> [Task goal]: Output all the material that follows, exactly as given.

> [Given data]:
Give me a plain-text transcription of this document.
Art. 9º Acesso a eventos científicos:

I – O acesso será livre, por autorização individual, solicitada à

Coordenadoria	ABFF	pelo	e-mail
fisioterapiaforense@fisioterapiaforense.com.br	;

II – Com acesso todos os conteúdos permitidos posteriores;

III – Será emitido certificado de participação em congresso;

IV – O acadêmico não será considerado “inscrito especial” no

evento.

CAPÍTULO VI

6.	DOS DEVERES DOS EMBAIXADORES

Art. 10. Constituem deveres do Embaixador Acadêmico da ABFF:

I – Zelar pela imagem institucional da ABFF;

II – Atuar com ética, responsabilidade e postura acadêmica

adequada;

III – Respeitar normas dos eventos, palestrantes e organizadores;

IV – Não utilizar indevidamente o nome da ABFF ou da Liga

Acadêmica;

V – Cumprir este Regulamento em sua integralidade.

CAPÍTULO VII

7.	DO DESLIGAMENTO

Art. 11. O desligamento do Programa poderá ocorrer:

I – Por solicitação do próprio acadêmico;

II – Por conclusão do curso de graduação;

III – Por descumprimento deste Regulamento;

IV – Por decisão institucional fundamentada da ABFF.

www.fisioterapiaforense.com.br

> [Written solution]:
Give me a plain-text transcription of this document.
Art. 9º Acesso a eventos científicos:

I – O acesso será livre, por autorização individual, solicitada à

Coordenadoria	ABFF	pelo	e-mail
fisioterapiaforense@fisioterapiaforense.com.br	;

II – Com acesso todos os conteúdos permitidos posteriores;

III – Será emitido certificado de participação em congresso;

IV – O acadêmico não será considerado “inscrito especial” no

evento.

CAPÍTULO VI

6.	DOS DEVERES DOS EMBAIXADORES

Art. 10. Constituem deveres do Embaixador Acadêmico da ABFF:

I – Zelar pela imagem institucional da ABFF;

II – Atuar com ética, responsabilidade e postura acadêmica

adequada;

III – Respeitar normas dos eventos, palestrantes e organizadores;

IV – Não utilizar indevidamente o nome da ABFF ou da Liga

Acadêmica;

V – Cumprir este Regulamento em sua integralidade.

CAPÍTULO VII

7.	DO DESLIGAMENTO

Art. 11. O desligamento do Programa poderá ocorrer:

I – Por solicitação do próprio acadêmico;

II – Por conclusão do curso de graduação;

III – Por descumprimento deste Regulamento;

IV – Por decisão institucional fundamentada da ABFF.

www.fisioterapiaforense.com.br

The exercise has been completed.